Extracted data entries
----

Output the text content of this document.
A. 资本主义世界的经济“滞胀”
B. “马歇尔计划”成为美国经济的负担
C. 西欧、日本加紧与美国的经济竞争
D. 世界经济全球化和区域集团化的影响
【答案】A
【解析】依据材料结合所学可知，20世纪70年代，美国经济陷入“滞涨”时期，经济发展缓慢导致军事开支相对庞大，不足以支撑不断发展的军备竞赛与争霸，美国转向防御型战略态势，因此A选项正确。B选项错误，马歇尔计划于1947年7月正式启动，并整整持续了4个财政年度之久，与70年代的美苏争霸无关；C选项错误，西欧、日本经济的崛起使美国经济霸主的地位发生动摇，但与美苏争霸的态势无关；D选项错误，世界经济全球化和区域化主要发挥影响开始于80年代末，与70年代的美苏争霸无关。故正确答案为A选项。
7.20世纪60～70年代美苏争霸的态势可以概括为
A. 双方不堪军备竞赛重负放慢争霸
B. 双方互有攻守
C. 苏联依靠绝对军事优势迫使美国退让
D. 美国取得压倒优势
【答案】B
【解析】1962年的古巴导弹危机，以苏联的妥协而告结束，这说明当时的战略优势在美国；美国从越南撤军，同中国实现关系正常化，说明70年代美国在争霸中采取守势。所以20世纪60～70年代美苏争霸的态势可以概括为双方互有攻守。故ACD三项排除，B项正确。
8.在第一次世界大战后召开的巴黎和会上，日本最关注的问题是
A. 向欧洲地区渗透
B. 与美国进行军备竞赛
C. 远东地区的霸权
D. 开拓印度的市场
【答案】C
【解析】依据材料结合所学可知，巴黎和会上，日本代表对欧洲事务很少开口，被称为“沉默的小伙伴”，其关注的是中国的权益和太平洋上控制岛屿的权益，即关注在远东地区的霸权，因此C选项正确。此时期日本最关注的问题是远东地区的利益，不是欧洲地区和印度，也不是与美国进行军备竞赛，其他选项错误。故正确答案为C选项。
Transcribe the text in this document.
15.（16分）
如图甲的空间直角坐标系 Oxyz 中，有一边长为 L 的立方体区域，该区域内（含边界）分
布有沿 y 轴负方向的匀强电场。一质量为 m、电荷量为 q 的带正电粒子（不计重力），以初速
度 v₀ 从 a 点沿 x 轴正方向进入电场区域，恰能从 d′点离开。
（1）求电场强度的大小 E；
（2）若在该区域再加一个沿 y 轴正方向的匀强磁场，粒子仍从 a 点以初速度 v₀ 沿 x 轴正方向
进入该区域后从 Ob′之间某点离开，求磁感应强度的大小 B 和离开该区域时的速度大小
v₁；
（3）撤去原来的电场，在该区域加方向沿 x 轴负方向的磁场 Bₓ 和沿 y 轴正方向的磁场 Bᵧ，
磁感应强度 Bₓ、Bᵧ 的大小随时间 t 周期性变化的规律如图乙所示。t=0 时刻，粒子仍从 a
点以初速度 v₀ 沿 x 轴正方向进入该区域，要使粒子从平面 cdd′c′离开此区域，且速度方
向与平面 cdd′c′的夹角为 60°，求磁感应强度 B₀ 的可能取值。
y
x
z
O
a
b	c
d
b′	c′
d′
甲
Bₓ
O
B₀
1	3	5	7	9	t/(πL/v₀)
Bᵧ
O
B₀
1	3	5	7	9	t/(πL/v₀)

----

STATED GOAL: Quote all the records exactly, please, leaving none out.

RESPONSE FOR THIS EXERCISE:
Output the text content of this document.
A. 资本主义世界的经济“滞胀”
B. “马歇尔计划”成为美国经济的负担
C. 西欧、日本加紧与美国的经济竞争
D. 世界经济全球化和区域集团化的影响
【答案】A
【解析】依据材料结合所学可知，20世纪70年代，美国经济陷入“滞涨”时期，经济发展缓慢导致军事开支相对庞大，不足以支撑不断发展的军备竞赛与争霸，美国转向防御型战略态势，因此A选项正确。B选项错误，马歇尔计划于1947年7月正式启动，并整整持续了4个财政年度之久，与70年代的美苏争霸无关；C选项错误，西欧、日本经济的崛起使美国经济霸主的地位发生动摇，但与美苏争霸的态势无关；D选项错误，世界经济全球化和区域化主要发挥影响开始于80年代末，与70年代的美苏争霸无关。故正确答案为A选项。
7.20世纪60～70年代美苏争霸的态势可以概括为
A. 双方不堪军备竞赛重负放慢争霸
B. 双方互有攻守
C. 苏联依靠绝对军事优势迫使美国退让
D. 美国取得压倒优势
【答案】B
【解析】1962年的古巴导弹危机，以苏联的妥协而告结束，这说明当时的战略优势在美国；美国从越南撤军，同中国实现关系正常化，说明70年代美国在争霸中采取守势。所以20世纪60～70年代美苏争霸的态势可以概括为双方互有攻守。故ACD三项排除，B项正确。
8.在第一次世界大战后召开的巴黎和会上，日本最关注的问题是
A. 向欧洲地区渗透
B. 与美国进行军备竞赛
C. 远东地区的霸权
D. 开拓印度的市场
【答案】C
【解析】依据材料结合所学可知，巴黎和会上，日本代表对欧洲事务很少开口，被称为“沉默的小伙伴”，其关注的是中国的权益和太平洋上控制岛屿的权益，即关注在远东地区的霸权，因此C选项正确。此时期日本最关注的问题是远东地区的利益，不是欧洲地区和印度，也不是与美国进行军备竞赛，其他选项错误。故正确答案为C选项。
Transcribe the text in this document.
15.（16分）
如图甲的空间直角坐标系 Oxyz 中，有一边长为 L 的立方体区域，该区域内（含边界）分
布有沿 y 轴负方向的匀强电场。一质量为 m、电荷量为 q 的带正电粒子（不计重力），以初速
度 v₀ 从 a 点沿 x 轴正方向进入电场区域，恰能从 d′点离开。
（1）求电场强度的大小 E；
（2）若在该区域再加一个沿 y 轴正方向的匀强磁场，粒子仍从 a 点以初速度 v₀ 沿 x 轴正方向
进入该区域后从 Ob′之间某点离开，求磁感应强度的大小 B 和离开该区域时的速度大小
v₁；
（3）撤去原来的电场，在该区域加方向沿 x 轴负方向的磁场 Bₓ 和沿 y 轴正方向的磁场 Bᵧ，
磁感应强度 Bₓ、Bᵧ 的大小随时间 t 周期性变化的规律如图乙所示。t=0 时刻，粒子仍从 a
点以初速度 v₀ 沿 x 轴正方向进入该区域，要使粒子从平面 cdd′c′离开此区域，且速度方
向与平面 cdd′c′的夹角为 60°，求磁感应强度 B₀ 的可能取值。
y
x
z
O
a
b	c
d
b′	c′
d′
甲
Bₓ
O
B₀
1	3	5	7	9	t/(πL/v₀)
Bᵧ
O
B₀
1	3	5	7	9	t/(πL/v₀)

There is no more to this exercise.